-- BEGIN --
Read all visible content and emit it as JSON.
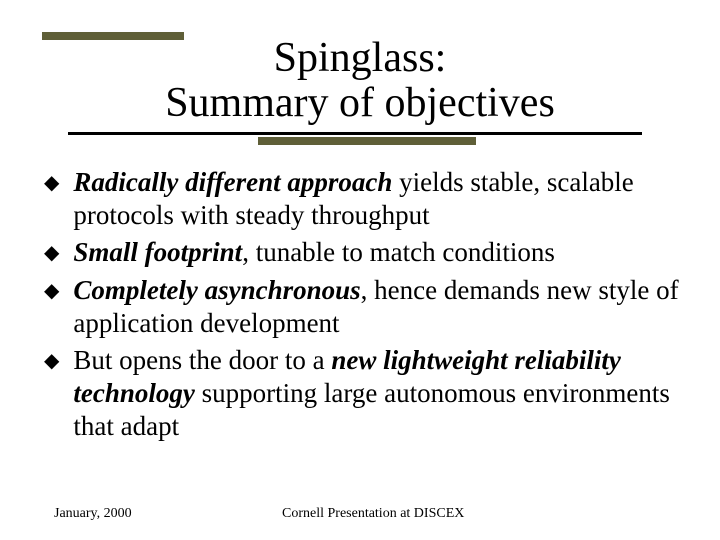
{
  "title": {
    "line1": "Spinglass:",
    "line2": "Summary of objectives"
  },
  "bullets": [
    {
      "segments": [
        {
          "text": "Radically different approach",
          "em": true
        },
        {
          "text": " yields stable, scalable protocols with steady throughput",
          "em": false
        }
      ]
    },
    {
      "segments": [
        {
          "text": "Small footprint",
          "em": true
        },
        {
          "text": ", tunable to match conditions",
          "em": false
        }
      ]
    },
    {
      "segments": [
        {
          "text": "Completely asynchronous",
          "em": true
        },
        {
          "text": ", hence demands new style of application development",
          "em": false
        }
      ]
    },
    {
      "segments": [
        {
          "text": "But opens the door to a ",
          "em": false
        },
        {
          "text": "new lightweight reliability technology",
          "em": true
        },
        {
          "text": " supporting large autonomous environments that adapt",
          "em": false
        }
      ]
    }
  ],
  "footer": {
    "date": "January, 2000",
    "center": "Cornell Presentation at DISCEX"
  },
  "colors": {
    "accent": "#5f5f38",
    "text": "#000000",
    "background": "#ffffff"
  }
}
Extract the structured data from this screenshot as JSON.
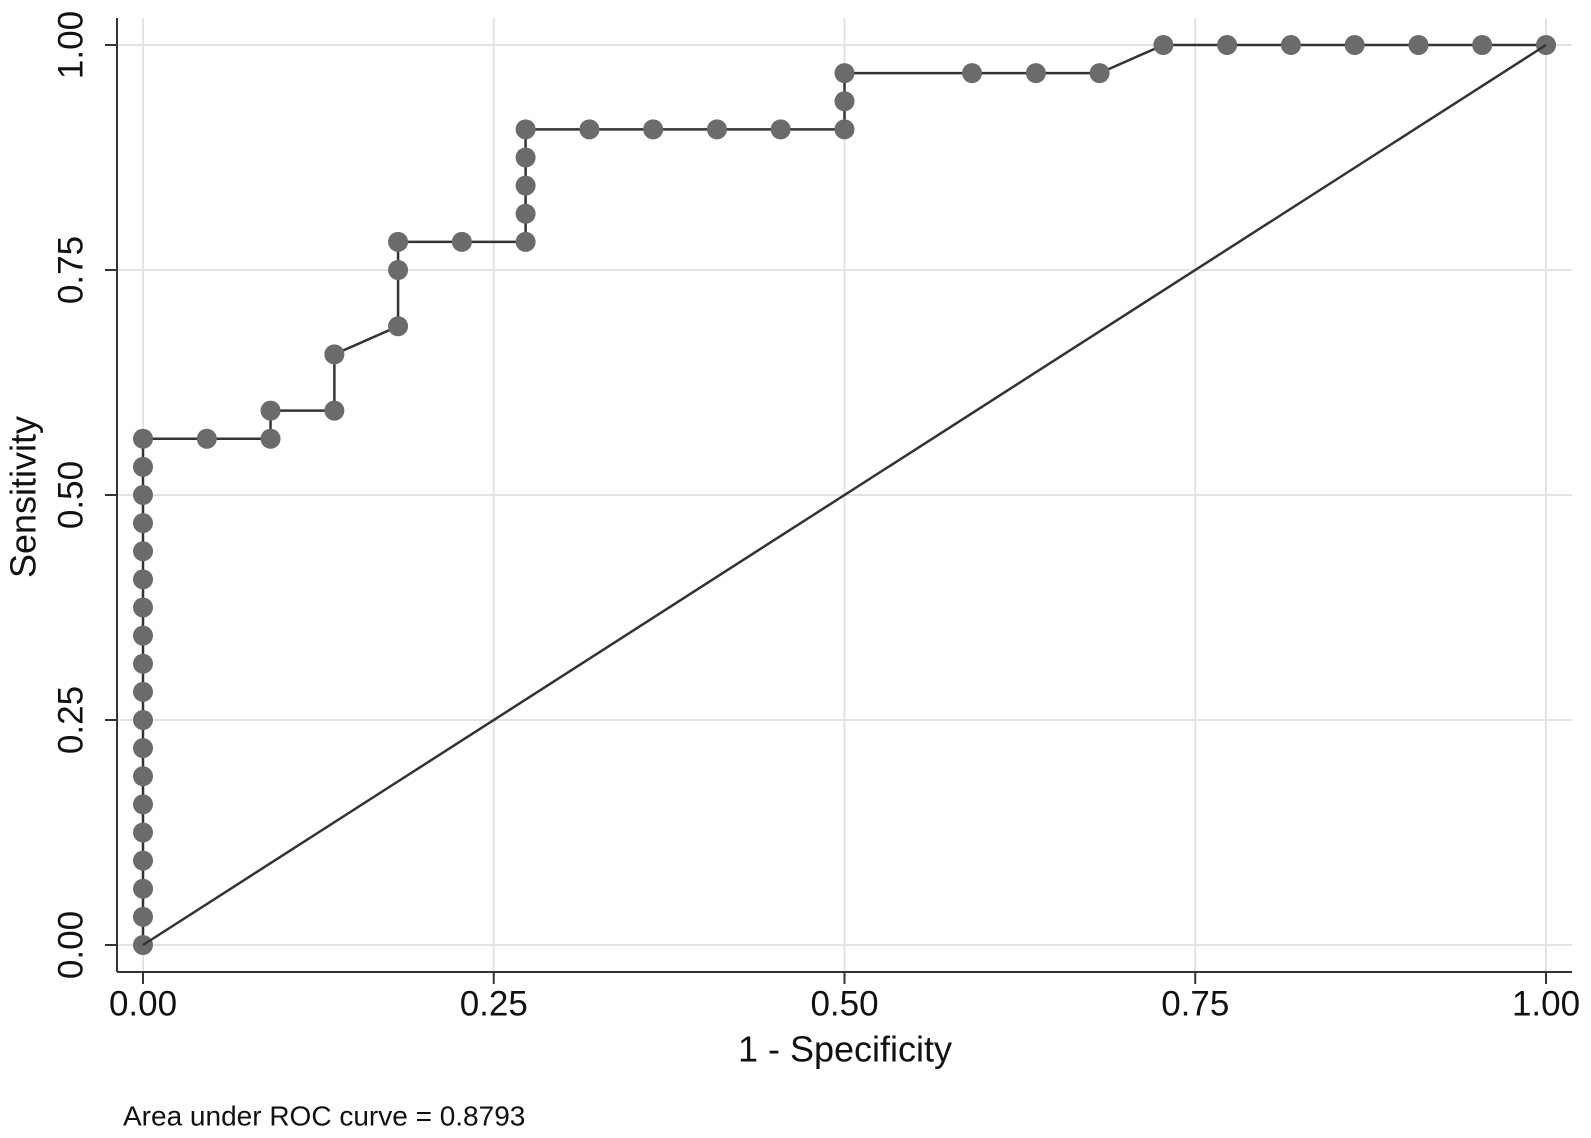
{
  "chart_data": {
    "type": "line",
    "xlabel": "1 - Specificity",
    "ylabel": "Sensitivity",
    "annotation": "Area under ROC curve = 0.8793",
    "xlim": [
      0,
      1
    ],
    "ylim": [
      0,
      1
    ],
    "xticks": [
      {
        "value": 0,
        "label": "0.00"
      },
      {
        "value": 0.25,
        "label": "0.25"
      },
      {
        "value": 0.5,
        "label": "0.50"
      },
      {
        "value": 0.75,
        "label": "0.75"
      },
      {
        "value": 1,
        "label": "1.00"
      }
    ],
    "yticks": [
      {
        "value": 0,
        "label": "0.00"
      },
      {
        "value": 0.25,
        "label": "0.25"
      },
      {
        "value": 0.5,
        "label": "0.50"
      },
      {
        "value": 0.75,
        "label": "0.75"
      },
      {
        "value": 1,
        "label": "1.00"
      }
    ],
    "grid": true,
    "series": [
      {
        "color": "#6b6b6b",
        "line_color": "#333333",
        "markers": true,
        "x": [
          0,
          0,
          0,
          0,
          0,
          0,
          0,
          0,
          0,
          0,
          0,
          0,
          0,
          0,
          0,
          0,
          0,
          0,
          0,
          0.0455,
          0.0909,
          0.0909,
          0.1364,
          0.1364,
          0.1818,
          0.1818,
          0.1818,
          0.2273,
          0.2727,
          0.2727,
          0.2727,
          0.2727,
          0.2727,
          0.3182,
          0.3636,
          0.4091,
          0.4545,
          0.5,
          0.5,
          0.5,
          0.5909,
          0.6364,
          0.6818,
          0.7273,
          0.7727,
          0.8182,
          0.8636,
          0.9091,
          0.9545,
          1
        ],
        "values": [
          0,
          0.03125,
          0.0625,
          0.09375,
          0.125,
          0.15625,
          0.1875,
          0.21875,
          0.25,
          0.28125,
          0.3125,
          0.34375,
          0.375,
          0.40625,
          0.4375,
          0.46875,
          0.5,
          0.53125,
          0.5625,
          0.5625,
          0.5625,
          0.59375,
          0.59375,
          0.65625,
          0.6875,
          0.75,
          0.78125,
          0.78125,
          0.78125,
          0.8125,
          0.84375,
          0.875,
          0.90625,
          0.90625,
          0.90625,
          0.90625,
          0.90625,
          0.90625,
          0.9375,
          0.96875,
          0.96875,
          0.96875,
          0.96875,
          1,
          1,
          1,
          1,
          1,
          1,
          1
        ]
      },
      {
        "color": "#333333",
        "line_color": "#333333",
        "markers": false,
        "x": [
          0,
          1
        ],
        "values": [
          0,
          1
        ]
      }
    ]
  }
}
-- END --
AIM:
In this exercise, set down all of the data exactly, without the pictures.

PROBLEM SOLUTION:
Read all visible content and emit it as JSON.
{
  "title": {
    "line1": "Spinglass:",
    "line2": "Summary of objectives"
  },
  "bullets": [
    {
      "segments": [
        {
          "text": "Radically different approach",
          "em": true
        },
        {
          "text": " yields stable, scalable protocols with steady throughput",
          "em": false
        }
      ]
    },
    {
      "segments": [
        {
          "text": "Small footprint",
          "em": true
        },
        {
          "text": ", tunable to match conditions",
          "em": false
        }
      ]
    },
    {
      "segments": [
        {
          "text": "Completely asynchronous",
          "em": true
        },
        {
          "text": ", hence demands new style of application development",
          "em": false
        }
      ]
    },
    {
      "segments": [
        {
          "text": "But opens the door to a ",
          "em": false
        },
        {
          "text": "new lightweight reliability technology",
          "em": true
        },
        {
          "text": " supporting large autonomous environments that adapt",
          "em": false
        }
      ]
    }
  ],
  "footer": {
    "date": "January, 2000",
    "center": "Cornell Presentation at DISCEX"
  },
  "colors": {
    "accent": "#5f5f38",
    "text": "#000000",
    "background": "#ffffff"
  }
}
Extract the structured data from this screenshot as JSON.
{
  "chart_data": {
    "type": "line",
    "xlabel": "1 - Specificity",
    "ylabel": "Sensitivity",
    "annotation": "Area under ROC curve = 0.8793",
    "xlim": [
      0,
      1
    ],
    "ylim": [
      0,
      1
    ],
    "xticks": [
      {
        "value": 0,
        "label": "0.00"
      },
      {
        "value": 0.25,
        "label": "0.25"
      },
      {
        "value": 0.5,
        "label": "0.50"
      },
      {
        "value": 0.75,
        "label": "0.75"
      },
      {
        "value": 1,
        "label": "1.00"
      }
    ],
    "yticks": [
      {
        "value": 0,
        "label": "0.00"
      },
      {
        "value": 0.25,
        "label": "0.25"
      },
      {
        "value": 0.5,
        "label": "0.50"
      },
      {
        "value": 0.75,
        "label": "0.75"
      },
      {
        "value": 1,
        "label": "1.00"
      }
    ],
    "grid": true,
    "series": [
      {
        "color": "#6b6b6b",
        "line_color": "#333333",
        "markers": true,
        "x": [
          0,
          0,
          0,
          0,
          0,
          0,
          0,
          0,
          0,
          0,
          0,
          0,
          0,
          0,
          0,
          0,
          0,
          0,
          0,
          0.0455,
          0.0909,
          0.0909,
          0.1364,
          0.1364,
          0.1818,
          0.1818,
          0.1818,
          0.2273,
          0.2727,
          0.2727,
          0.2727,
          0.2727,
          0.2727,
          0.3182,
          0.3636,
          0.4091,
          0.4545,
          0.5,
          0.5,
          0.5,
          0.5909,
          0.6364,
          0.6818,
          0.7273,
          0.7727,
          0.8182,
          0.8636,
          0.9091,
          0.9545,
          1
        ],
        "values": [
          0,
          0.03125,
          0.0625,
          0.09375,
          0.125,
          0.15625,
          0.1875,
          0.21875,
          0.25,
          0.28125,
          0.3125,
          0.34375,
          0.375,
          0.40625,
          0.4375,
          0.46875,
          0.5,
          0.53125,
          0.5625,
          0.5625,
          0.5625,
          0.59375,
          0.59375,
          0.65625,
          0.6875,
          0.75,
          0.78125,
          0.78125,
          0.78125,
          0.8125,
          0.84375,
          0.875,
          0.90625,
          0.90625,
          0.90625,
          0.90625,
          0.90625,
          0.90625,
          0.9375,
          0.96875,
          0.96875,
          0.96875,
          0.96875,
          1,
          1,
          1,
          1,
          1,
          1,
          1
        ]
      },
      {
        "color": "#333333",
        "line_color": "#333333",
        "markers": false,
        "x": [
          0,
          1
        ],
        "values": [
          0,
          1
        ]
      }
    ]
  }
}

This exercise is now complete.